(REQUIRED TASK): Count how many lines contain "right" and reply with that number only.

start

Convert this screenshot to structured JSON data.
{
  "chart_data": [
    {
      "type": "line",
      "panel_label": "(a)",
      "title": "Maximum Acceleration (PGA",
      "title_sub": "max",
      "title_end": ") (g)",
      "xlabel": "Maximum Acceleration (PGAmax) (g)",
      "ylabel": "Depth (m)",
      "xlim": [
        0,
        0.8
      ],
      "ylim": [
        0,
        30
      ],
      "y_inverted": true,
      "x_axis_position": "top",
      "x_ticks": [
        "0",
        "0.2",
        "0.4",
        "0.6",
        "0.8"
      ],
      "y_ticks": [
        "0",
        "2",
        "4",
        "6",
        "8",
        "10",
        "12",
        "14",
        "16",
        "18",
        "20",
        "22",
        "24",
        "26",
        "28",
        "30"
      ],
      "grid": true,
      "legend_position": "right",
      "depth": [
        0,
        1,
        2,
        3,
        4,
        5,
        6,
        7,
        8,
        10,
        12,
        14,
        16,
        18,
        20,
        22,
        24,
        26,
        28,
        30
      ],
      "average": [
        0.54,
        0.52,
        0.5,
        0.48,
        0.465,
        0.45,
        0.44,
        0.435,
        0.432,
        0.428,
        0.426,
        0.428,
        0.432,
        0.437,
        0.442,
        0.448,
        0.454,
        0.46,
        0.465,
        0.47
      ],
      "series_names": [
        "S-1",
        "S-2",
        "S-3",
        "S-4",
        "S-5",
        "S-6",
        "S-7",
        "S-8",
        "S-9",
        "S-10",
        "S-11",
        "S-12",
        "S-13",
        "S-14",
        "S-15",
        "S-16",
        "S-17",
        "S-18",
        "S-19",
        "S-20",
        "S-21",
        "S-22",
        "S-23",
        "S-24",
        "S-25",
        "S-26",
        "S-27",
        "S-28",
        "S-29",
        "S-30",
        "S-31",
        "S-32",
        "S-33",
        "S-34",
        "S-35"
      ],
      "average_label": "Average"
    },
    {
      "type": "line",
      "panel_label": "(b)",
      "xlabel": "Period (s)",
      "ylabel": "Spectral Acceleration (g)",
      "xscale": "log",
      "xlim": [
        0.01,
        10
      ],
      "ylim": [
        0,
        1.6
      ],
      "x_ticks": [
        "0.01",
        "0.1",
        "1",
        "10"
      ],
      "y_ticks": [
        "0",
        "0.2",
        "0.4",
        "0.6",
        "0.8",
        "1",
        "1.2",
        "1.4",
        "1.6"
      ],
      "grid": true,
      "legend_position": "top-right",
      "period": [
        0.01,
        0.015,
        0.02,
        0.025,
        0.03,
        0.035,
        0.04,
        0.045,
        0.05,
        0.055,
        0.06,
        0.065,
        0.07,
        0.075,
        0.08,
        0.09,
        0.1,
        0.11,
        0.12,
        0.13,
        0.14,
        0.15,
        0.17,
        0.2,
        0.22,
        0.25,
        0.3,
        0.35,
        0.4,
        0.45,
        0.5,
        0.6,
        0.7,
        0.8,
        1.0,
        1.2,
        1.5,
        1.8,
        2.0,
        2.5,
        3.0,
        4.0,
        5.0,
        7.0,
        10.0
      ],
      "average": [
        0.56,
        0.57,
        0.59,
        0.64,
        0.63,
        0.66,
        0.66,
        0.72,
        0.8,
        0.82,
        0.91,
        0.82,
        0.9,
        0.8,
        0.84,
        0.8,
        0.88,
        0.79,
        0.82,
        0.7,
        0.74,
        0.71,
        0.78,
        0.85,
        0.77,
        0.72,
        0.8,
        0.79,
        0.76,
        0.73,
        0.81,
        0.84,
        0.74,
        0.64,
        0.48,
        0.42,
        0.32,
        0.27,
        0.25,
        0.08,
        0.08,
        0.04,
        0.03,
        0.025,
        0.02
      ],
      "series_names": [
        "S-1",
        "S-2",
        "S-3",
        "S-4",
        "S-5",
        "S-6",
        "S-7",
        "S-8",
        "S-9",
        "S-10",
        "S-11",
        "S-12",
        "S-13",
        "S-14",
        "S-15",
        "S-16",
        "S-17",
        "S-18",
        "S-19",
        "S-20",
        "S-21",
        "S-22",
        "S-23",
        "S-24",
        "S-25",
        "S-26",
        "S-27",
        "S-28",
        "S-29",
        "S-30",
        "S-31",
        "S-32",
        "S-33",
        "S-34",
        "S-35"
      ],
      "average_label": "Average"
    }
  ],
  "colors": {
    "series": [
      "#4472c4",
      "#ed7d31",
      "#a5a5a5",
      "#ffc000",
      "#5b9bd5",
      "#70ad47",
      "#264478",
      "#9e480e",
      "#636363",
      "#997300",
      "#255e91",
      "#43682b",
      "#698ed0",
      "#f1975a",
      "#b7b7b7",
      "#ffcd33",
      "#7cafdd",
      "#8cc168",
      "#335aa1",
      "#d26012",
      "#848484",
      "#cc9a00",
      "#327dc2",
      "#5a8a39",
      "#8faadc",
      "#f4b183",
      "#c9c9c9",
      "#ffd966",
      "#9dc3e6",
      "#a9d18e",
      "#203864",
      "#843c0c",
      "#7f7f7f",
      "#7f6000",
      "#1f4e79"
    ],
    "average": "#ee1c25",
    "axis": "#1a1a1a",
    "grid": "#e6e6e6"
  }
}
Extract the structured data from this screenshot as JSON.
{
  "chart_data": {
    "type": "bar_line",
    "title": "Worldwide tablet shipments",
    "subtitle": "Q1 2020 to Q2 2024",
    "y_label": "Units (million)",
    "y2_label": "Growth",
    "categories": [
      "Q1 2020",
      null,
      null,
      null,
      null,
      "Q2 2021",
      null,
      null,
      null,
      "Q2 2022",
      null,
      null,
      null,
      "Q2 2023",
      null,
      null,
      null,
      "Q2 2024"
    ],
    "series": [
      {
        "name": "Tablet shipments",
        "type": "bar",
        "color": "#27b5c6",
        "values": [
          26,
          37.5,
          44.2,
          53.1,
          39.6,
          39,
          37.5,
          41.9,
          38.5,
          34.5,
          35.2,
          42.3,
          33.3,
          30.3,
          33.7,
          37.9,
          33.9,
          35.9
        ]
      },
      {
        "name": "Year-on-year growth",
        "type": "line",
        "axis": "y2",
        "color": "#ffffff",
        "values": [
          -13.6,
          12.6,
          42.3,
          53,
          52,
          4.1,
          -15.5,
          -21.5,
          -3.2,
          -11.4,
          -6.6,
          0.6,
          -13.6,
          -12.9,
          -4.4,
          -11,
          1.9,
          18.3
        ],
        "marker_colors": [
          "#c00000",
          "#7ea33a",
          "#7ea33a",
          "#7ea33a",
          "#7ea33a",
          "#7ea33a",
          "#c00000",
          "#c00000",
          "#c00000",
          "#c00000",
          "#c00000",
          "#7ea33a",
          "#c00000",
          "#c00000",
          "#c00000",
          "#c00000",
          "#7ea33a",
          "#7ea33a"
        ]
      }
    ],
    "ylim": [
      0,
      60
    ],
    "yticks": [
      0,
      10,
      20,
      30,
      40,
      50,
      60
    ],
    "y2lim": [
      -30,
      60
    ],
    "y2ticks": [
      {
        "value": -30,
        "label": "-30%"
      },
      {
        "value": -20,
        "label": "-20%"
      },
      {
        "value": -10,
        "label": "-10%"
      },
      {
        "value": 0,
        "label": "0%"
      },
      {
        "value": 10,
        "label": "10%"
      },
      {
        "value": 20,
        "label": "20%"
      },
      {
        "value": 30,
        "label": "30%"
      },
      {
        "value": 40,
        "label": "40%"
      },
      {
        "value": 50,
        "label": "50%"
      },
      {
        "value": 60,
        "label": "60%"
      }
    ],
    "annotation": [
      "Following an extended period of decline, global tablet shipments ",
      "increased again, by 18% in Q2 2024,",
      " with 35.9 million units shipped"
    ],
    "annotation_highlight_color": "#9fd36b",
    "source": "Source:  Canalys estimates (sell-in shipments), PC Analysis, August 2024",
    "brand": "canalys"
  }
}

end

(RESULT OF THIS TASK): 2